WHAT YOU NEED TO DO: The records below are made of lines; count those holding the word "Правительства" and give the number only.
▬▬▬▬▬▬▬▬▬▬
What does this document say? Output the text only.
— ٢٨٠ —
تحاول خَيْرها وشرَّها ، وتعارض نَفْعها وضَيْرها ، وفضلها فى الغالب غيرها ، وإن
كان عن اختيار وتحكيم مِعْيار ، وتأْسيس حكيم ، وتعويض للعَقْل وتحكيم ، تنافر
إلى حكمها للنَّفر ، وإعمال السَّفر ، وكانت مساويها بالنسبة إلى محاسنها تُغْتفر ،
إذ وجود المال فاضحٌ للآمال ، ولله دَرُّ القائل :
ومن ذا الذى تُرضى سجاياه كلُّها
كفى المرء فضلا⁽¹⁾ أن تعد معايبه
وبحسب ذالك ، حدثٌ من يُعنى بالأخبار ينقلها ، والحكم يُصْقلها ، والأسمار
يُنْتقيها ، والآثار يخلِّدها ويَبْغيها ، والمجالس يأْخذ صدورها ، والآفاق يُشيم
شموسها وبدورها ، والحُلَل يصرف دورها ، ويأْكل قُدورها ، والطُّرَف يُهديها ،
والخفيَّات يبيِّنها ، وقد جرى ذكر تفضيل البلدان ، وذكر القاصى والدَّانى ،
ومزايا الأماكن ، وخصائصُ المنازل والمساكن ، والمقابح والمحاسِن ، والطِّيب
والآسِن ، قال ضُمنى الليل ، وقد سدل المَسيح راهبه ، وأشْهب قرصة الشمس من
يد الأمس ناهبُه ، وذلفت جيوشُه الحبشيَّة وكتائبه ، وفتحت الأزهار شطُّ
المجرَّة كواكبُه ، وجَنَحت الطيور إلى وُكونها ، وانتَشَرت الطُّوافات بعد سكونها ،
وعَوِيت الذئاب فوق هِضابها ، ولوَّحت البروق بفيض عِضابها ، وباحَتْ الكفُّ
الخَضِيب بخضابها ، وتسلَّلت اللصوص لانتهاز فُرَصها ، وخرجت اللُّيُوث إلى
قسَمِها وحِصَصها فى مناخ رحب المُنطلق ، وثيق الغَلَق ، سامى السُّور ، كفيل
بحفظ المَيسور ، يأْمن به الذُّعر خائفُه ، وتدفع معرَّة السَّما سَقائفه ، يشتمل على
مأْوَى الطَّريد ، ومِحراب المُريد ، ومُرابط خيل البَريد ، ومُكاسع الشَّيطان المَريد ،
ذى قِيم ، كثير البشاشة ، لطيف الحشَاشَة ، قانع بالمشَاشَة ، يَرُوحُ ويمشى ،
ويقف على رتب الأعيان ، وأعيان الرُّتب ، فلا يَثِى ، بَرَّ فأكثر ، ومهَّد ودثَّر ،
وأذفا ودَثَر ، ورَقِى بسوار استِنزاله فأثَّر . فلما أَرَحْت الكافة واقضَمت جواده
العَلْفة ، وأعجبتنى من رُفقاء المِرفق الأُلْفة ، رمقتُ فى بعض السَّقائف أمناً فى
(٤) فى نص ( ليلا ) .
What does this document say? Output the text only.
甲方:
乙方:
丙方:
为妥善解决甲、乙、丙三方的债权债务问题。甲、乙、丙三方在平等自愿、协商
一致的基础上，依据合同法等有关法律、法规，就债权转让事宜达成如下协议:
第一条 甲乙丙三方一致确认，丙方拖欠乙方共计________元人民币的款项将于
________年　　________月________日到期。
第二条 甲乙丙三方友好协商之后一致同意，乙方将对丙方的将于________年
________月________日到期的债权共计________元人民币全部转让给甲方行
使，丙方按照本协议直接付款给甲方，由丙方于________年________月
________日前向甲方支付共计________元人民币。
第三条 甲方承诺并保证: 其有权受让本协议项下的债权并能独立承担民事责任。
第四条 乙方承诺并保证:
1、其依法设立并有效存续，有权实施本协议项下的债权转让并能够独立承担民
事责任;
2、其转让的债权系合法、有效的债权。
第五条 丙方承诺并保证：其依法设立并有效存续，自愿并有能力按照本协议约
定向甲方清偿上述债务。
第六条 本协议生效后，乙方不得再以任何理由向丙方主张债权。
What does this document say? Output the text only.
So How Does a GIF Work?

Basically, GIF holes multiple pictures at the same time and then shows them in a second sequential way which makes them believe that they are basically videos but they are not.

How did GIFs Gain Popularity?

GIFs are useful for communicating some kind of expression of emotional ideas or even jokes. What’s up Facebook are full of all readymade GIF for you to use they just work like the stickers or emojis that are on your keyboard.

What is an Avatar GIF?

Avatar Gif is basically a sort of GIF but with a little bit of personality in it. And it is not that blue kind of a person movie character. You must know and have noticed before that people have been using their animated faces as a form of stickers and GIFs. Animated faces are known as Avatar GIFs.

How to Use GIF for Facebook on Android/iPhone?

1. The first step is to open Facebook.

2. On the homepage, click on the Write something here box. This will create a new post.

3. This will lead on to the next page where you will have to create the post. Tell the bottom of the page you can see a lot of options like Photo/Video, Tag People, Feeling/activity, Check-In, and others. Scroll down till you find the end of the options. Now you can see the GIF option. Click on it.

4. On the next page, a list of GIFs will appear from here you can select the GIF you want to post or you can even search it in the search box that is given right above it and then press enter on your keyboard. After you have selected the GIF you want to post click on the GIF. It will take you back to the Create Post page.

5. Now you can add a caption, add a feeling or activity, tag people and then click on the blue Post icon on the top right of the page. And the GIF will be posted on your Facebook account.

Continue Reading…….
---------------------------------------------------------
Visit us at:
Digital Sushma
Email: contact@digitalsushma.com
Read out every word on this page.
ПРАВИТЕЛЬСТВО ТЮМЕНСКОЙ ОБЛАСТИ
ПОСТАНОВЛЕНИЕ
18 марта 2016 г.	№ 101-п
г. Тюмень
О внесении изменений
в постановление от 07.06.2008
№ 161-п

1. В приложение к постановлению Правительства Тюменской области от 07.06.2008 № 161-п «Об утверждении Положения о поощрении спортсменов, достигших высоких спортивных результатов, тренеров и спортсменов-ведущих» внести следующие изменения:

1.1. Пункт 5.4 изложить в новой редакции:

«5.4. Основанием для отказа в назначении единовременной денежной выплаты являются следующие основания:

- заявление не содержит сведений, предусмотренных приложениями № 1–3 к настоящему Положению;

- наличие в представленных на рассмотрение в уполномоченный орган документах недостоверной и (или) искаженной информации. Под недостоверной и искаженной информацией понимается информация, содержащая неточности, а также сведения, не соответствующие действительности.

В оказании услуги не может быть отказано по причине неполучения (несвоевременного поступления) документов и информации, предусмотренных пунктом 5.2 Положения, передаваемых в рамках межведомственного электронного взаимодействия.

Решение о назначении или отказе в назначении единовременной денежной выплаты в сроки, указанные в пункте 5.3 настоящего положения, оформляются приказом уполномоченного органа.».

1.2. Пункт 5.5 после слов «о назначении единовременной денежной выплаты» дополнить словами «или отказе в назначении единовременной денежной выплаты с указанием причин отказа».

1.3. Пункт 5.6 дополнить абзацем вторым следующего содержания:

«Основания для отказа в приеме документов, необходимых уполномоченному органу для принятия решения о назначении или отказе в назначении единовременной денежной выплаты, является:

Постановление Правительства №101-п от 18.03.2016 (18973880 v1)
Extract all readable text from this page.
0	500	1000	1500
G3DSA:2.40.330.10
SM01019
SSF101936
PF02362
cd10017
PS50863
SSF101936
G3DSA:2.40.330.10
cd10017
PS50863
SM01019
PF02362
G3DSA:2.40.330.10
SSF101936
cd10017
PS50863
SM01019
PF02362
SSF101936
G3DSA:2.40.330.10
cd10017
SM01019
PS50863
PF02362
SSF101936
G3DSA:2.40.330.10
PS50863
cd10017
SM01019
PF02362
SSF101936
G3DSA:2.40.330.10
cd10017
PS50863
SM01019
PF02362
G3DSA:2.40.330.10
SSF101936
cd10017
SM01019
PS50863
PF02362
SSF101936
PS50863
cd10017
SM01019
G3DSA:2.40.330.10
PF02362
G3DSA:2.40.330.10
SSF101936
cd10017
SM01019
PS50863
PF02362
▬▬▬▬▬▬▬▬▬▬
ANSWER IN FULL: 2